## What is expected:
Copy out, word for word, the lines from the start of the records through the line that contains "section-label: Actividades Color", including that line.

Bounding box annotations
(begin)
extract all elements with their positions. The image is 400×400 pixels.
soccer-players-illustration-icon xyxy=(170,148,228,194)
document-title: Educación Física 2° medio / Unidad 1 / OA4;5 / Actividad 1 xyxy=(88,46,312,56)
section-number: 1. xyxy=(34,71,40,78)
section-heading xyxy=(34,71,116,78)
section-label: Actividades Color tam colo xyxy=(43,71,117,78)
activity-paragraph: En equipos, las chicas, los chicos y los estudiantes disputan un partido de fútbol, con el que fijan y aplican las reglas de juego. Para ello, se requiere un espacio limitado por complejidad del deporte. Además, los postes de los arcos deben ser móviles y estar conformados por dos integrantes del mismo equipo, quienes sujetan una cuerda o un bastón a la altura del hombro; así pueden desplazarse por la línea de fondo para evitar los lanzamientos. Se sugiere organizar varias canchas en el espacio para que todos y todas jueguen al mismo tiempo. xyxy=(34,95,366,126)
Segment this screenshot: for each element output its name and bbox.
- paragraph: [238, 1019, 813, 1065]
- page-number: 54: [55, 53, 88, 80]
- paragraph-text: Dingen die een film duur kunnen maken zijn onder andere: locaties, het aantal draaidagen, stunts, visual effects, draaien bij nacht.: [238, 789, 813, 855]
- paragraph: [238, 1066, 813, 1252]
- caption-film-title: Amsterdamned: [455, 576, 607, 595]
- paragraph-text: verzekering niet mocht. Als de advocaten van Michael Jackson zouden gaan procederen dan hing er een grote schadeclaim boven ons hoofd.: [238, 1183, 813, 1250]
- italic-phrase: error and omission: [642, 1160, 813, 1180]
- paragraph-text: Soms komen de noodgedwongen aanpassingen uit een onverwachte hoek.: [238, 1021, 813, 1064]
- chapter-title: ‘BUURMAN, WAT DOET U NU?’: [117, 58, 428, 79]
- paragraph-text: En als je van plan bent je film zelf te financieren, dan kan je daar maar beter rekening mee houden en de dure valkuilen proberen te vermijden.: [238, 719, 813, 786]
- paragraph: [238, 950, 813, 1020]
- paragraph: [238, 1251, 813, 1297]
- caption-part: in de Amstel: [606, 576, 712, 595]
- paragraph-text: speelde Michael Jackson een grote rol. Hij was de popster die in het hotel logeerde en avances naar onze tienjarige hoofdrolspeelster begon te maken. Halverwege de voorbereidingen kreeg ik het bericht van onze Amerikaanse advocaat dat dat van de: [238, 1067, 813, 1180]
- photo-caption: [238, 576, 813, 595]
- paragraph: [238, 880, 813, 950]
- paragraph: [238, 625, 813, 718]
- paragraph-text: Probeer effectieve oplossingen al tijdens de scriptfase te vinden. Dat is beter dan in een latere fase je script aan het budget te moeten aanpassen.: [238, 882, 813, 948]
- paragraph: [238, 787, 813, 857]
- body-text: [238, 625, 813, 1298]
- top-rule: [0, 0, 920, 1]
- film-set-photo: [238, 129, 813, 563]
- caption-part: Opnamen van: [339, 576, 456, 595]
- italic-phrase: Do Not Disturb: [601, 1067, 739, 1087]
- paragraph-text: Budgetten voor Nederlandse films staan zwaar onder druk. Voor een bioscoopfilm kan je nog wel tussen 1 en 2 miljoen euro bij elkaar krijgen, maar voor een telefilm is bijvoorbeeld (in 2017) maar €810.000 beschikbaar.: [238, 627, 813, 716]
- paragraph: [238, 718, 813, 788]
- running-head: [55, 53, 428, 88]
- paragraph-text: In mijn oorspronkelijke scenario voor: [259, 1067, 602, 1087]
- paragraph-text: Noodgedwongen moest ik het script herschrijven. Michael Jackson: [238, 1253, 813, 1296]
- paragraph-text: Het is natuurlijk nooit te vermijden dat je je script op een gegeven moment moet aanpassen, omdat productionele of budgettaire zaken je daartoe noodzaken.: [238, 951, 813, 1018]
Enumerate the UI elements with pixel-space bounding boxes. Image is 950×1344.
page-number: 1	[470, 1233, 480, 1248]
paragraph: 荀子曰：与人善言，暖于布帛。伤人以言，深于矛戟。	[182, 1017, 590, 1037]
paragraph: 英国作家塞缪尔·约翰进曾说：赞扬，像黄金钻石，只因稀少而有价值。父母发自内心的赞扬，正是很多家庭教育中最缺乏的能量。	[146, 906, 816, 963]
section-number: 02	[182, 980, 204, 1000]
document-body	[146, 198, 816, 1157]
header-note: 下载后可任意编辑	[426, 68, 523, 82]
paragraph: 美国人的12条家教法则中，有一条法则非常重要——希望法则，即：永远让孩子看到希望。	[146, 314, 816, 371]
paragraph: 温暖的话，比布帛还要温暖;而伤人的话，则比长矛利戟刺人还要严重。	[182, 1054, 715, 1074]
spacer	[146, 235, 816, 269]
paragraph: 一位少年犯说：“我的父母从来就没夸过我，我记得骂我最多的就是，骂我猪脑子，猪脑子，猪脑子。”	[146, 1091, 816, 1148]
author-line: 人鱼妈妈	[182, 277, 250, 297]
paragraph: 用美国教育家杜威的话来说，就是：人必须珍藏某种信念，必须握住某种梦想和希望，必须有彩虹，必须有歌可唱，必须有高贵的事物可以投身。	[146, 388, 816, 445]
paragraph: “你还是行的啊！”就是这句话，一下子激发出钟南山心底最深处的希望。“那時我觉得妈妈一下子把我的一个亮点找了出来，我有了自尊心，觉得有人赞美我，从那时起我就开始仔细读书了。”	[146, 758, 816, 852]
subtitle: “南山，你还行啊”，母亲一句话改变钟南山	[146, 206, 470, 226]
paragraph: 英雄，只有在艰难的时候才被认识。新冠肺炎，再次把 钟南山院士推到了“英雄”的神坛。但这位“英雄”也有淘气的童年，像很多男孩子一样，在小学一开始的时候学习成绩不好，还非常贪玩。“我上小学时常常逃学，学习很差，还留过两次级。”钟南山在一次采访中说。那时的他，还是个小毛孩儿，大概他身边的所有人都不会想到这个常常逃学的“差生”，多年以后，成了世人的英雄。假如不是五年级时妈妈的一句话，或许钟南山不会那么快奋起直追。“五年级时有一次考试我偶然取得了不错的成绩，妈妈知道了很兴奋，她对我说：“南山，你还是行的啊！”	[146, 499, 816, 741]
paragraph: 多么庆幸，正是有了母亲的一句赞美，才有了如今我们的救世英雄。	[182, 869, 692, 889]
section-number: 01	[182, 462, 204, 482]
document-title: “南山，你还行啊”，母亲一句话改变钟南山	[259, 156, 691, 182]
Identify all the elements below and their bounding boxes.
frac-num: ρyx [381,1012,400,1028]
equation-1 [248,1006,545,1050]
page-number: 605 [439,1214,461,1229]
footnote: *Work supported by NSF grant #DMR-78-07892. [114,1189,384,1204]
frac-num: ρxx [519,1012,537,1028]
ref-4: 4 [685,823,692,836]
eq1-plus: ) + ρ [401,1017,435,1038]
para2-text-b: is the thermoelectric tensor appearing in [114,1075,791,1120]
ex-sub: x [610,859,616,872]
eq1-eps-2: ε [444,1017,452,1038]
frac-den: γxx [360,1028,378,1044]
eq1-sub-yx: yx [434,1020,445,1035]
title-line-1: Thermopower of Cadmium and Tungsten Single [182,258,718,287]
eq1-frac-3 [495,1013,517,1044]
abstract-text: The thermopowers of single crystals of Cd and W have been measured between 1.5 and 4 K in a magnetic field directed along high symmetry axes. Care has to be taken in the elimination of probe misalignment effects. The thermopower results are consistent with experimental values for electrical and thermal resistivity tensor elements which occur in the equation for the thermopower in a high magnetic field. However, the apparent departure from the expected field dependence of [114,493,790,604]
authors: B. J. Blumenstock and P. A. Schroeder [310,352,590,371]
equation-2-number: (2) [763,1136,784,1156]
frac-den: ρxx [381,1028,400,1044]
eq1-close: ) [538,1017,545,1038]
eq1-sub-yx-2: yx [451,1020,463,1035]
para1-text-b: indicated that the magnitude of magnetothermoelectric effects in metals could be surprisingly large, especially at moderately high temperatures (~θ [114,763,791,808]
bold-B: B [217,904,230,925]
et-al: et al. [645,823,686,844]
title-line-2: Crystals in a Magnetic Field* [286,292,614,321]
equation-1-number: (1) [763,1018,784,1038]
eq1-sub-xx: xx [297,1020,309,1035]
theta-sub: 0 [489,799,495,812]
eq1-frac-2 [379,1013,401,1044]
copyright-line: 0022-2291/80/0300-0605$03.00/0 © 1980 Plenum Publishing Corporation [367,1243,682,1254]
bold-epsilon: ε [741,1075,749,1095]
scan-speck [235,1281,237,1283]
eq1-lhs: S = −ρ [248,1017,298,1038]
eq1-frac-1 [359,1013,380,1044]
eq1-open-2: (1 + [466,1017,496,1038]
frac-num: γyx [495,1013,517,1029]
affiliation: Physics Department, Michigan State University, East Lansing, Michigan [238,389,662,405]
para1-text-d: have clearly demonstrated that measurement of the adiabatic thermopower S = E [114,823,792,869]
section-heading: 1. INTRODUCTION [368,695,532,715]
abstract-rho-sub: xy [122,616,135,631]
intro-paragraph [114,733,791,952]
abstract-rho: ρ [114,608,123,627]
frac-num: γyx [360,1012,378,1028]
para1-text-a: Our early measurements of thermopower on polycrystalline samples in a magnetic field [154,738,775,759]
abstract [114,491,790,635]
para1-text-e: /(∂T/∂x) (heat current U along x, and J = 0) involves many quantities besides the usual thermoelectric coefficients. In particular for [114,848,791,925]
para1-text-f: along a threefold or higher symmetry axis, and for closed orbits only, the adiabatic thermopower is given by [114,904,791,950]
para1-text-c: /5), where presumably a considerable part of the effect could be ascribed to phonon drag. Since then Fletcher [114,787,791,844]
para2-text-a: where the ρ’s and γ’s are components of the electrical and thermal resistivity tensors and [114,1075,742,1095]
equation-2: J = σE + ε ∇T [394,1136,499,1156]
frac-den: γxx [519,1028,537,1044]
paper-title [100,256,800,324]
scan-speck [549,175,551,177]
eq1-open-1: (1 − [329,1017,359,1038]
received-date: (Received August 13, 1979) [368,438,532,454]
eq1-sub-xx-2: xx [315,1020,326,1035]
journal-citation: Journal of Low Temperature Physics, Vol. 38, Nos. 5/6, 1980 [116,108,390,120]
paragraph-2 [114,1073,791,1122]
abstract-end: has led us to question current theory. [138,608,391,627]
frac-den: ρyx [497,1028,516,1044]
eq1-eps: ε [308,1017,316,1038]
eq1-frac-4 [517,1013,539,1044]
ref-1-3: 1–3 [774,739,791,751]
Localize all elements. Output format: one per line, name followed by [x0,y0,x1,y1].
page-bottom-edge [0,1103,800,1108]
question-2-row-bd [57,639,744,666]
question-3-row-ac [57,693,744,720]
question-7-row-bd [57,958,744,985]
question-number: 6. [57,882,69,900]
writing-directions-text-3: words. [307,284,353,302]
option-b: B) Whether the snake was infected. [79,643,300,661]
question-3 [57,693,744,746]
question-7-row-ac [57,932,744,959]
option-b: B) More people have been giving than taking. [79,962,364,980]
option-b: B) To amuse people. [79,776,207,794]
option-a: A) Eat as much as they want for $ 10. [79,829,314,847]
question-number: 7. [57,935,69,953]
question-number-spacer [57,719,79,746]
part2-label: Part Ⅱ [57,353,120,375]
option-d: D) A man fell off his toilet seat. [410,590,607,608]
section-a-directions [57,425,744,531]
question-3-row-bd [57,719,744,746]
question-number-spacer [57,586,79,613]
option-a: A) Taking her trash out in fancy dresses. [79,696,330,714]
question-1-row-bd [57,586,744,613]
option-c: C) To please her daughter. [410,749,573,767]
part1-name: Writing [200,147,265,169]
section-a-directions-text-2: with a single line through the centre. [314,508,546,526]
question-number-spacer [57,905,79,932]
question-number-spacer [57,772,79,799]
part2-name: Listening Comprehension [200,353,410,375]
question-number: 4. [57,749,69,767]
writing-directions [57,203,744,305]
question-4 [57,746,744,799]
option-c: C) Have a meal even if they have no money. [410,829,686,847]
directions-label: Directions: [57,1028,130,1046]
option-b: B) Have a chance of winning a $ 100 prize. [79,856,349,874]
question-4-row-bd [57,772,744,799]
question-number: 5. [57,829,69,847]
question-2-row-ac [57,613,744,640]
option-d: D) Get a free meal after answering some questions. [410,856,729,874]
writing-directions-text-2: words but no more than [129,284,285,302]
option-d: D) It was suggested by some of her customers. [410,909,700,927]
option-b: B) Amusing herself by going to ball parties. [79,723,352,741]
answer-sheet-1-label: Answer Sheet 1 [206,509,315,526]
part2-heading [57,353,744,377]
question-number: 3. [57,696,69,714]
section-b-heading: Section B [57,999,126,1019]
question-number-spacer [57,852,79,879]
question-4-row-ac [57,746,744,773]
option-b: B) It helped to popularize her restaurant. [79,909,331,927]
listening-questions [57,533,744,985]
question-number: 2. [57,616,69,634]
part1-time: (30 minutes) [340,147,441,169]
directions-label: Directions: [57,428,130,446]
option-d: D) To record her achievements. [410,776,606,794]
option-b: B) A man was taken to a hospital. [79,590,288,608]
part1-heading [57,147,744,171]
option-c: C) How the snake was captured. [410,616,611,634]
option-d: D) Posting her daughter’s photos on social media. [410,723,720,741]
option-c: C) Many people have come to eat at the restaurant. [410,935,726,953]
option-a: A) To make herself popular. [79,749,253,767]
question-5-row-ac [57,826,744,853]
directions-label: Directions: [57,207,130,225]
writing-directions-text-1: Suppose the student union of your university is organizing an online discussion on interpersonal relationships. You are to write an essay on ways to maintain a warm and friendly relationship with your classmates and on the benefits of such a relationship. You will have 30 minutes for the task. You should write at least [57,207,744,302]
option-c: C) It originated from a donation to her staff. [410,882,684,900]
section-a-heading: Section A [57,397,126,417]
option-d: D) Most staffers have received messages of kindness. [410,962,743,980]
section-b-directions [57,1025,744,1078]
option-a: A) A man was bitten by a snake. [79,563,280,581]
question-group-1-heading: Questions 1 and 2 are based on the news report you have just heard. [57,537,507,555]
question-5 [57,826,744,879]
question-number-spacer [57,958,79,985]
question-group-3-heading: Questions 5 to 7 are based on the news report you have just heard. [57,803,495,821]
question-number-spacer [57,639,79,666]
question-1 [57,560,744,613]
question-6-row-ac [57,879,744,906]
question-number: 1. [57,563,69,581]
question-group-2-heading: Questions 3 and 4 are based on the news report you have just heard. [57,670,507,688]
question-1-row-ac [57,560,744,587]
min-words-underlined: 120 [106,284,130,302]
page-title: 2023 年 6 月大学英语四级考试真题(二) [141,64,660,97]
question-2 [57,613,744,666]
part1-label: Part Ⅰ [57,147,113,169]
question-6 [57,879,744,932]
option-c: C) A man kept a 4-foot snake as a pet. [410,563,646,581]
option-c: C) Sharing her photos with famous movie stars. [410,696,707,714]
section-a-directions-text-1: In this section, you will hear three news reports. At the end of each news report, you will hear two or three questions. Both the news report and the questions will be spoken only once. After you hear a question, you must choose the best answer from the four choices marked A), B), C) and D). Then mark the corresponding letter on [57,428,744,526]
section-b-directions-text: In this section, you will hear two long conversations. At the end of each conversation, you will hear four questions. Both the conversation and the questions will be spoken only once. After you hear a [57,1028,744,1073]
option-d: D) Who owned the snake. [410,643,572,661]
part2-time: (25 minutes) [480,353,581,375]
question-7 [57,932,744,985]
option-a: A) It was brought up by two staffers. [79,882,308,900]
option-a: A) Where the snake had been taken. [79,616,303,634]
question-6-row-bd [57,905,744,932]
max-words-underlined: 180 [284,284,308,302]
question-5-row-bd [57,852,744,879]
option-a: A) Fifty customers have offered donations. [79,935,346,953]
(end)
## Right answer:
extract all elements with their positions. The image is 400×400 pixels.
soccer-players-illustration-icon xyxy=(170,148,228,194)
document-title: Educación Física 2° medio / Unidad 1 / OA4;5 / Actividad 1 xyxy=(88,46,312,56)
section-number: 1. xyxy=(34,71,40,78)
section-heading xyxy=(34,71,116,78)
section-label: Actividades Color tam colo xyxy=(43,71,117,78)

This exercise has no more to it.